WHAT NEEDS TO BE DONE >>
Please output the lines shown below exactly as they appear.

RECORDS FOR THIS TASK >>
## Start

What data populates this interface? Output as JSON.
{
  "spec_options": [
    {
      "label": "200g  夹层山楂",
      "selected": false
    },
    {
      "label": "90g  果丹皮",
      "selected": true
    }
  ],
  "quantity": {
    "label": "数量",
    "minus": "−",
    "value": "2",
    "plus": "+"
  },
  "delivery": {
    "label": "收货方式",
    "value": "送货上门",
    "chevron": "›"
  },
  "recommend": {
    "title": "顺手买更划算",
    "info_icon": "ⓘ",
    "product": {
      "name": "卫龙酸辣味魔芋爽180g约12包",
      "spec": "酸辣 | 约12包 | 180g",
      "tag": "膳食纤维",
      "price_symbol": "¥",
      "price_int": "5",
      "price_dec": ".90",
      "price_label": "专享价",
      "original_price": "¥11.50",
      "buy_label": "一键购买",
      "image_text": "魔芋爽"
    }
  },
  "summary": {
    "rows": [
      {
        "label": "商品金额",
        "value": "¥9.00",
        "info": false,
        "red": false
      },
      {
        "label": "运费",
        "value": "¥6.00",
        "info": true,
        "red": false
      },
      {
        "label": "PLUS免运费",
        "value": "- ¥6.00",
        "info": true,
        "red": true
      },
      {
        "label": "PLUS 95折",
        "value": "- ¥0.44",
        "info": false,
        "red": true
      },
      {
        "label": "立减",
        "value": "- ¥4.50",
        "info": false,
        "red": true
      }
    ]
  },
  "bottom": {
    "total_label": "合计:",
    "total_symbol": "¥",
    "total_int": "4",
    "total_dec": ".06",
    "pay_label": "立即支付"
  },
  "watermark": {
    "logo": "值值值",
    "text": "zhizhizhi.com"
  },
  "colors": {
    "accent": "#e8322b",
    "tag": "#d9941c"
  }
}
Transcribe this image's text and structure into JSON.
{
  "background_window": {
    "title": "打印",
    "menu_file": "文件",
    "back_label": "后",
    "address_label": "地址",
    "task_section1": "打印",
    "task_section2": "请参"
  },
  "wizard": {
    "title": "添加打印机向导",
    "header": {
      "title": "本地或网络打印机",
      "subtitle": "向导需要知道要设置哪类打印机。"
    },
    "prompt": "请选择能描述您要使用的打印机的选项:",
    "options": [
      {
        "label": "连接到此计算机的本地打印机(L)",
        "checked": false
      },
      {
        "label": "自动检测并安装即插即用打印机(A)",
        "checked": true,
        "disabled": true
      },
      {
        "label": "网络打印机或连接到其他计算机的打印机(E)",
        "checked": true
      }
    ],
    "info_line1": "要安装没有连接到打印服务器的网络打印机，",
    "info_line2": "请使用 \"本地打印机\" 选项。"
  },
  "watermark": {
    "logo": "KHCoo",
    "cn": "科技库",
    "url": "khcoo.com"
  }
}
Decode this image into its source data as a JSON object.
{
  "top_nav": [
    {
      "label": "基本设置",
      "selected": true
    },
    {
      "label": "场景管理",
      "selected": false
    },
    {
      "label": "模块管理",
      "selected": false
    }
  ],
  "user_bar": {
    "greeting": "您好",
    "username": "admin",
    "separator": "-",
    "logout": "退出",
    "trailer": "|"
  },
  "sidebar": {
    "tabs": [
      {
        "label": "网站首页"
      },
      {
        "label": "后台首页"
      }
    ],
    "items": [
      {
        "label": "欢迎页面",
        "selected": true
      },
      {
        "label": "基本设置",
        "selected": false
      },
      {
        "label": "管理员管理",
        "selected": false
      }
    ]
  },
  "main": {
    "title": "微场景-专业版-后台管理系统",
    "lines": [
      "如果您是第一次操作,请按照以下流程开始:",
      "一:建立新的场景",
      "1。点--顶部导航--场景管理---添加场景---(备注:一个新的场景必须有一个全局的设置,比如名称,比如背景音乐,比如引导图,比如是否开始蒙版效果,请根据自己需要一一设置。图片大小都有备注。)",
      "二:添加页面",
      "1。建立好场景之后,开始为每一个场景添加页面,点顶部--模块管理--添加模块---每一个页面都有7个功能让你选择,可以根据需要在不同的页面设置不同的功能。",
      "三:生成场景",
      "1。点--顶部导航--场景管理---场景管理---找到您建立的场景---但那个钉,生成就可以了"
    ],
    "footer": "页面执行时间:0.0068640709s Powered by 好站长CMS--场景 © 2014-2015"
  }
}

## End

RESPONSE TO THE TASK >>
What data populates this interface? Output as JSON.
{
  "spec_options": [
    {
      "label": "200g  夹层山楂",
      "selected": false
    },
    {
      "label": "90g  果丹皮",
      "selected": true
    }
  ],
  "quantity": {
    "label": "数量",
    "minus": "−",
    "value": "2",
    "plus": "+"
  },
  "delivery": {
    "label": "收货方式",
    "value": "送货上门",
    "chevron": "›"
  },
  "recommend": {
    "title": "顺手买更划算",
    "info_icon": "ⓘ",
    "product": {
      "name": "卫龙酸辣味魔芋爽180g约12包",
      "spec": "酸辣 | 约12包 | 180g",
      "tag": "膳食纤维",
      "price_symbol": "¥",
      "price_int": "5",
      "price_dec": ".90",
      "price_label": "专享价",
      "original_price": "¥11.50",
      "buy_label": "一键购买",
      "image_text": "魔芋爽"
    }
  },
  "summary": {
    "rows": [
      {
        "label": "商品金额",
        "value": "¥9.00",
        "info": false,
        "red": false
      },
      {
        "label": "运费",
        "value": "¥6.00",
        "info": true,
        "red": false
      },
      {
        "label": "PLUS免运费",
        "value": "- ¥6.00",
        "info": true,
        "red": true
      },
      {
        "label": "PLUS 95折",
        "value": "- ¥0.44",
        "info": false,
        "red": true
      },
      {
        "label": "立减",
        "value": "- ¥4.50",
        "info": false,
        "red": true
      }
    ]
  },
  "bottom": {
    "total_label": "合计:",
    "total_symbol": "¥",
    "total_int": "4",
    "total_dec": ".06",
    "pay_label": "立即支付"
  },
  "watermark": {
    "logo": "值值值",
    "text": "zhizhizhi.com"
  },
  "colors": {
    "accent": "#e8322b",
    "tag": "#d9941c"
  }
}
Transcribe this image's text and structure into JSON.
{
  "background_window": {
    "title": "打印",
    "menu_file": "文件",
    "back_label": "后",
    "address_label": "地址",
    "task_section1": "打印",
    "task_section2": "请参"
  },
  "wizard": {
    "title": "添加打印机向导",
    "header": {
      "title": "本地或网络打印机",
      "subtitle": "向导需要知道要设置哪类打印机。"
    },
    "prompt": "请选择能描述您要使用的打印机的选项:",
    "options": [
      {
        "label": "连接到此计算机的本地打印机(L)",
        "checked": false
      },
      {
        "label": "自动检测并安装即插即用打印机(A)",
        "checked": true,
        "disabled": true
      },
      {
        "label": "网络打印机或连接到其他计算机的打印机(E)",
        "checked": true
      }
    ],
    "info_line1": "要安装没有连接到打印服务器的网络打印机，",
    "info_line2": "请使用 \"本地打印机\" 选项。"
  },
  "watermark": {
    "logo": "KHCoo",
    "cn": "科技库",
    "url": "khcoo.com"
  }
}
Decode this image into its source data as a JSON object.
{
  "top_nav": [
    {
      "label": "基本设置",
      "selected": true
    },
    {
      "label": "场景管理",
      "selected": false
    },
    {
      "label": "模块管理",
      "selected": false
    }
  ],
  "user_bar": {
    "greeting": "您好",
    "username": "admin",
    "separator": "-",
    "logout": "退出",
    "trailer": "|"
  },
  "sidebar": {
    "tabs": [
      {
        "label": "网站首页"
      },
      {
        "label": "后台首页"
      }
    ],
    "items": [
      {
        "label": "欢迎页面",
        "selected": true
      },
      {
        "label": "基本设置",
        "selected": false
      },
      {
        "label": "管理员管理",
        "selected": false
      }
    ]
  },
  "main": {
    "title": "微场景-专业版-后台管理系统",
    "lines": [
      "如果您是第一次操作,请按照以下流程开始:",
      "一:建立新的场景",
      "1。点--顶部导航--场景管理---添加场景---(备注:一个新的场景必须有一个全局的设置,比如名称,比如背景音乐,比如引导图,比如是否开始蒙版效果,请根据自己需要一一设置。图片大小都有备注。)",
      "二:添加页面",
      "1。建立好场景之后,开始为每一个场景添加页面,点顶部--模块管理--添加模块---每一个页面都有7个功能让你选择,可以根据需要在不同的页面设置不同的功能。",
      "三:生成场景",
      "1。点--顶部导航--场景管理---场景管理---找到您建立的场景---但那个钉,生成就可以了"
    ],
    "footer": "页面执行时间:0.0068640709s Powered by 好站长CMS--场景 © 2014-2015"
  }
}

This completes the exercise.